[EXERCISE OBJECTIVE] Look through the data below. Collect every line where the word "values" occurs.

==============================

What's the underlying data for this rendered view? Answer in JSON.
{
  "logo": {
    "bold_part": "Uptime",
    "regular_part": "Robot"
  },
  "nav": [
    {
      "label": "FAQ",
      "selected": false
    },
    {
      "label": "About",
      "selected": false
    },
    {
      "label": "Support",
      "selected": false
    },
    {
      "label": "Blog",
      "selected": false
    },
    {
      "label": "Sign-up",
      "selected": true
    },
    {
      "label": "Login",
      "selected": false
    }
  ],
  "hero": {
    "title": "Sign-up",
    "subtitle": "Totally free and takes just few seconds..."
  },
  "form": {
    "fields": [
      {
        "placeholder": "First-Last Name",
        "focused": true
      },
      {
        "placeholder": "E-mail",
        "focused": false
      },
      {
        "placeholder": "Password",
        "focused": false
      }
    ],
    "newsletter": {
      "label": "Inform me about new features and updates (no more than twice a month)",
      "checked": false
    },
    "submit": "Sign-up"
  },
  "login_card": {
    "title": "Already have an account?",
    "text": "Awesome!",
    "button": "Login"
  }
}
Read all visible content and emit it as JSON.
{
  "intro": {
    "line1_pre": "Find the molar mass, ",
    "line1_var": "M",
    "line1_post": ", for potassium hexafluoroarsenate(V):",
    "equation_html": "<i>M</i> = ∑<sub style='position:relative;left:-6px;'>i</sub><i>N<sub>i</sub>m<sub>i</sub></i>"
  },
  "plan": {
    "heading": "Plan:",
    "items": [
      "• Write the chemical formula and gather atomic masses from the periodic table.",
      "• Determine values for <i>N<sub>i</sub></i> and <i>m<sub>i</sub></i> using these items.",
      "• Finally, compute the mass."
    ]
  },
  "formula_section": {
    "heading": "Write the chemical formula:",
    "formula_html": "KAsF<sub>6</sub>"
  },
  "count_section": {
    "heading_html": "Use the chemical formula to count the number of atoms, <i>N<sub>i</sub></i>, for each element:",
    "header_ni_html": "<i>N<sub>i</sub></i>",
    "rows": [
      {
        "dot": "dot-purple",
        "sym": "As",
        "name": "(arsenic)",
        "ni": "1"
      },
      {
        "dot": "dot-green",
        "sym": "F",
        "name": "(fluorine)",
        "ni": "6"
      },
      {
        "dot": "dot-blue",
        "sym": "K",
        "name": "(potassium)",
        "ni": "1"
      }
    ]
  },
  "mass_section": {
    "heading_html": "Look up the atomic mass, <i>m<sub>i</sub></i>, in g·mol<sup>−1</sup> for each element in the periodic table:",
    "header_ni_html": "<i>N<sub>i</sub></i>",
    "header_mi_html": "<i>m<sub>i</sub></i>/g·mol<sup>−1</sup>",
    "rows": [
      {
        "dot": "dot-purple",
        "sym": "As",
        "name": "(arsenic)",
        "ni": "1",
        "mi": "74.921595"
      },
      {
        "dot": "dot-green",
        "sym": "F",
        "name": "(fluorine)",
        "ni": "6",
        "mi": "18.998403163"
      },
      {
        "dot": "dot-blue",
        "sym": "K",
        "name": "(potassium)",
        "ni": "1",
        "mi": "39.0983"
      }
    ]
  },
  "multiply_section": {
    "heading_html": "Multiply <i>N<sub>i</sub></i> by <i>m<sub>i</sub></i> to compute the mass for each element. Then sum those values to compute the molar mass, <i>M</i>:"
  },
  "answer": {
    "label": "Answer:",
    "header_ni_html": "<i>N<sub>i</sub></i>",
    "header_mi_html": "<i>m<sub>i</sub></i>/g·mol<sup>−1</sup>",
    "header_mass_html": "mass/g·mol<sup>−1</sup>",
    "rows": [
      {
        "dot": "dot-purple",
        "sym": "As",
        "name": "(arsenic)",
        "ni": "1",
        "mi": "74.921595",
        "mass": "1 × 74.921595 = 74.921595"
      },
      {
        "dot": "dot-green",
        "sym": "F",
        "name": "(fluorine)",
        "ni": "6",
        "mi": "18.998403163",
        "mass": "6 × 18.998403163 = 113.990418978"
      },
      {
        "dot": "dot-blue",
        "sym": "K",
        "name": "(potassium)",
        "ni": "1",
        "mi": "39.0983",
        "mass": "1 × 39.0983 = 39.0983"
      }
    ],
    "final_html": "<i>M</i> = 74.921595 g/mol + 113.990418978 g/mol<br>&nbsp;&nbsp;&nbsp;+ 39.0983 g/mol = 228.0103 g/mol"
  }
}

==============================

[WRITTEN SOLUTION]
      "• Determine values for <i>N<sub>i</sub></i> and <i>m<sub>i</sub></i> using these items.",
    "heading_html": "Multiply <i>N<sub>i</sub></i> by <i>m<sub>i</sub></i> to compute the mass for each element. Then sum those values to compute the molar mass, <i>M</i>:"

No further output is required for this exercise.